■ Task brief: Only a number is wanted: how many lines in the listing contain the word "indicate"?

## Begin Data in this exercise

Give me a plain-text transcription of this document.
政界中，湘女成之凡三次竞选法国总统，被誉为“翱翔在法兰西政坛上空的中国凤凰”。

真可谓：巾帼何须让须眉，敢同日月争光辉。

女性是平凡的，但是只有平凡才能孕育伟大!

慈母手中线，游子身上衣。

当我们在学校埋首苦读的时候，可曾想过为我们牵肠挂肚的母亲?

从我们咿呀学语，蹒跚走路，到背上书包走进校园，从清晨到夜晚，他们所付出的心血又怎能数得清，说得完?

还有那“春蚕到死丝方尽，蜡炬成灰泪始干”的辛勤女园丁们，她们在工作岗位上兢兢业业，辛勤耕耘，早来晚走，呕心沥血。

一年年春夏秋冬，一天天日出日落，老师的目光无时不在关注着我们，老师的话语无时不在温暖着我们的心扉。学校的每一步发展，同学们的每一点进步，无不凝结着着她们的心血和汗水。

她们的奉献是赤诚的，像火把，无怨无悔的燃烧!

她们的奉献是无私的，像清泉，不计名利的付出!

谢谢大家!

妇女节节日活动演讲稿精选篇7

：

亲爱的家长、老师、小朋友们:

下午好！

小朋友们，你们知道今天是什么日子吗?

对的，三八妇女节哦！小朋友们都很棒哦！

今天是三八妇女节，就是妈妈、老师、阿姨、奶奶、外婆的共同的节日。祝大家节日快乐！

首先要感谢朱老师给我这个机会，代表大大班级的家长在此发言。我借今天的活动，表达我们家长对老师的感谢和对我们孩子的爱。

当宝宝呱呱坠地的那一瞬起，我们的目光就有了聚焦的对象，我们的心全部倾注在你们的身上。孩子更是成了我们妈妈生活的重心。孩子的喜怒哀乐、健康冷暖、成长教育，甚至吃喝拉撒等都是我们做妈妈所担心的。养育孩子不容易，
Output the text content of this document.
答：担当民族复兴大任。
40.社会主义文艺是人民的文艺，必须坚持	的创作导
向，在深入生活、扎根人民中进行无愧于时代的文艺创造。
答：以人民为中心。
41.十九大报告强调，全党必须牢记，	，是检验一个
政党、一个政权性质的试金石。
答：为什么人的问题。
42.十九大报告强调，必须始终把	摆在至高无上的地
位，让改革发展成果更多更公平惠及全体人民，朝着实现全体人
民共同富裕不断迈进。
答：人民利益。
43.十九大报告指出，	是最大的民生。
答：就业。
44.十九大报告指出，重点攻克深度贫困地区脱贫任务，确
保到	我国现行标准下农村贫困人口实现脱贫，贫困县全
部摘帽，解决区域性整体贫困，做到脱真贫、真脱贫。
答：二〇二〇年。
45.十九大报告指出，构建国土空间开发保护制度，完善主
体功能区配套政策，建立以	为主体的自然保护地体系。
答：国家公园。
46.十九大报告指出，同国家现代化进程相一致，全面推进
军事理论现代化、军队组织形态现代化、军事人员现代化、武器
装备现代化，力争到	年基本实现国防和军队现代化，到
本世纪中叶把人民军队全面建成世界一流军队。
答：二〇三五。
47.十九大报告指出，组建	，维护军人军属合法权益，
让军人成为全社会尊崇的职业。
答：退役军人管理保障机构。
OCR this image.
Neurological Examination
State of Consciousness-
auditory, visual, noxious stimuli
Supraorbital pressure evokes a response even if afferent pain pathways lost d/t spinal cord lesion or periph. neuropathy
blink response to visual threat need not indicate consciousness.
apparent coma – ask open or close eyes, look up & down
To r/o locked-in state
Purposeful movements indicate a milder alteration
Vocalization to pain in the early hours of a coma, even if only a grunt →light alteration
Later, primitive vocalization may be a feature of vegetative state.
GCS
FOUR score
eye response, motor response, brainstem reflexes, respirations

## End Data in this exercise

■ Final result: 2